— Begin —

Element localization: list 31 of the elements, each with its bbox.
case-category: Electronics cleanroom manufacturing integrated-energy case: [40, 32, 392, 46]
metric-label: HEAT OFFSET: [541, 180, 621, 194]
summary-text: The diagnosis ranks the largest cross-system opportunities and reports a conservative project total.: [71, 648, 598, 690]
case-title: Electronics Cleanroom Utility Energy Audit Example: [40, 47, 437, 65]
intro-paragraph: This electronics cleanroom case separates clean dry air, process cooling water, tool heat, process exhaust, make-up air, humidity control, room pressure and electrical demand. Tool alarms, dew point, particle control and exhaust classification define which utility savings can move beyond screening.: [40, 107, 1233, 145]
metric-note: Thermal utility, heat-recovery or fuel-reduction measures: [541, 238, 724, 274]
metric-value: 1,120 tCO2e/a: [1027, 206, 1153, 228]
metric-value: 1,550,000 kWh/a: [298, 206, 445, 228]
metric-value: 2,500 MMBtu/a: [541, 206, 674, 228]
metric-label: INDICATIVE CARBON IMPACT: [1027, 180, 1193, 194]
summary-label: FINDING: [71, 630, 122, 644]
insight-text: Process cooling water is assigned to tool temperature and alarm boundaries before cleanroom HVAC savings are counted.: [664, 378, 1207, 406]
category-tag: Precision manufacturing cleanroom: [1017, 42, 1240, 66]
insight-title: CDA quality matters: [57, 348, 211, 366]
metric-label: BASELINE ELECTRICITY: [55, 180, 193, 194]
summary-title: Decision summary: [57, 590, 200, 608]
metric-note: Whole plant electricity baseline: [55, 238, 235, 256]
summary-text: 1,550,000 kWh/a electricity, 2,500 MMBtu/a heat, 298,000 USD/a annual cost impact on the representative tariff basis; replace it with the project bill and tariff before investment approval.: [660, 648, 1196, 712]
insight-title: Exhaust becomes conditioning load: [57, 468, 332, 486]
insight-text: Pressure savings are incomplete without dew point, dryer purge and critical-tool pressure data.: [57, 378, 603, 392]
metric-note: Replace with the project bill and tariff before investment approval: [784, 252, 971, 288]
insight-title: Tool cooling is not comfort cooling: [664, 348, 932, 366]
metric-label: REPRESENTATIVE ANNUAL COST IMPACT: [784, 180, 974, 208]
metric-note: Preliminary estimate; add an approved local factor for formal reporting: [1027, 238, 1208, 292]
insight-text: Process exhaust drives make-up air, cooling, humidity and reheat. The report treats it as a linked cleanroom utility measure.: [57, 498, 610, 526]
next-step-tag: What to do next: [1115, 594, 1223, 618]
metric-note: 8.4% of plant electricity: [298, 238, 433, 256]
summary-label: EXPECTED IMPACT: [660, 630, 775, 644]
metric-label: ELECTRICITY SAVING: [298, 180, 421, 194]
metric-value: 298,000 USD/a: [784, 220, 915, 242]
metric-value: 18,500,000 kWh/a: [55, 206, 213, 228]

— End —
— Begin —

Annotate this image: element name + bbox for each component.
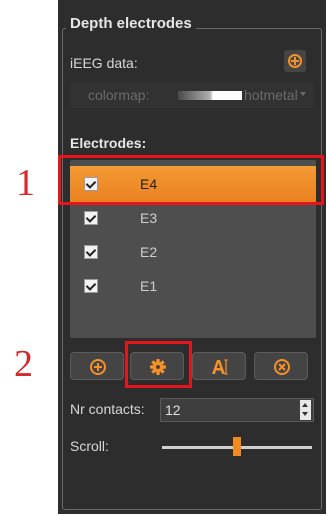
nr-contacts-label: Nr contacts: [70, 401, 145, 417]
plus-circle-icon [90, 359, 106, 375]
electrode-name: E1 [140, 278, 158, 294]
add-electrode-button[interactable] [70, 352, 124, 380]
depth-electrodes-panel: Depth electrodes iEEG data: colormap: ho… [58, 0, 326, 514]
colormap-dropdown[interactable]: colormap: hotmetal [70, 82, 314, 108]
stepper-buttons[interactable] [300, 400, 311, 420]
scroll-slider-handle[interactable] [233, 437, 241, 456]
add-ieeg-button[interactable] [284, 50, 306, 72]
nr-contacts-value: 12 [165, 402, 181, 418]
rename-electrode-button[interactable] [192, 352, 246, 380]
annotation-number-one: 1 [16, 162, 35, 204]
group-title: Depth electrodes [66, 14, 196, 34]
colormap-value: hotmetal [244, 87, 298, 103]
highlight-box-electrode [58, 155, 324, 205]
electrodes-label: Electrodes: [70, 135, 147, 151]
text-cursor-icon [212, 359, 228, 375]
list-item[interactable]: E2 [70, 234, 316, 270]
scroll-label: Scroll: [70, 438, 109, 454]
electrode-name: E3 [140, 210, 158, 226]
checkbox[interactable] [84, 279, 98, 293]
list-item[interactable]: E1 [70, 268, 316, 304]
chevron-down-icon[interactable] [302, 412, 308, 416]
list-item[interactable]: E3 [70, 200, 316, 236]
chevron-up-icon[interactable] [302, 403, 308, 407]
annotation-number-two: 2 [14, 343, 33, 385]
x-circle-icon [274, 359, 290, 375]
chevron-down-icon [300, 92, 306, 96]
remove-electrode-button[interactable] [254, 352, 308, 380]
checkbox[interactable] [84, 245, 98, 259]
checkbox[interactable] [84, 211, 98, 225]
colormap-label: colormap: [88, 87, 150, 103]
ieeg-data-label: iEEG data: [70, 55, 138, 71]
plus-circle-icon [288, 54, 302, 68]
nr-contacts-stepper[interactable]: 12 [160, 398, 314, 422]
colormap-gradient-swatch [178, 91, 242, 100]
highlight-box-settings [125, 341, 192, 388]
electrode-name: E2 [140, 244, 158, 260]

— End —

Rewrite the material starting with the line containing "nr-contacts-label: Nr contacts: [70, 401, 145, 417]" and going on through the line containing "list-item[interactable]: E2 [70, 234, 316, 270]", swapping "hotmetal" for "viridis" and leaving everything else unchanged.

» Answer to the task:
nr-contacts-label: Nr contacts: [70, 401, 145, 417]
plus-circle-icon [90, 359, 106, 375]
electrode-name: E1 [140, 278, 158, 294]
add-electrode-button[interactable] [70, 352, 124, 380]
depth-electrodes-panel: Depth electrodes iEEG data: colormap: ho… [58, 0, 326, 514]
colormap-dropdown[interactable]: colormap: viridis [70, 82, 314, 108]
stepper-buttons[interactable] [300, 400, 311, 420]
scroll-slider-handle[interactable] [233, 437, 241, 456]
add-ieeg-button[interactable] [284, 50, 306, 72]
nr-contacts-value: 12 [165, 402, 181, 418]
rename-electrode-button[interactable] [192, 352, 246, 380]
annotation-number-one: 1 [16, 162, 35, 204]
group-title: Depth electrodes [66, 14, 196, 34]
colormap-value: viridis [244, 87, 298, 103]
highlight-box-electrode [58, 155, 324, 205]
electrodes-label: Electrodes: [70, 135, 147, 151]
text-cursor-icon [212, 359, 228, 375]
list-item[interactable]: E2 [70, 234, 316, 270]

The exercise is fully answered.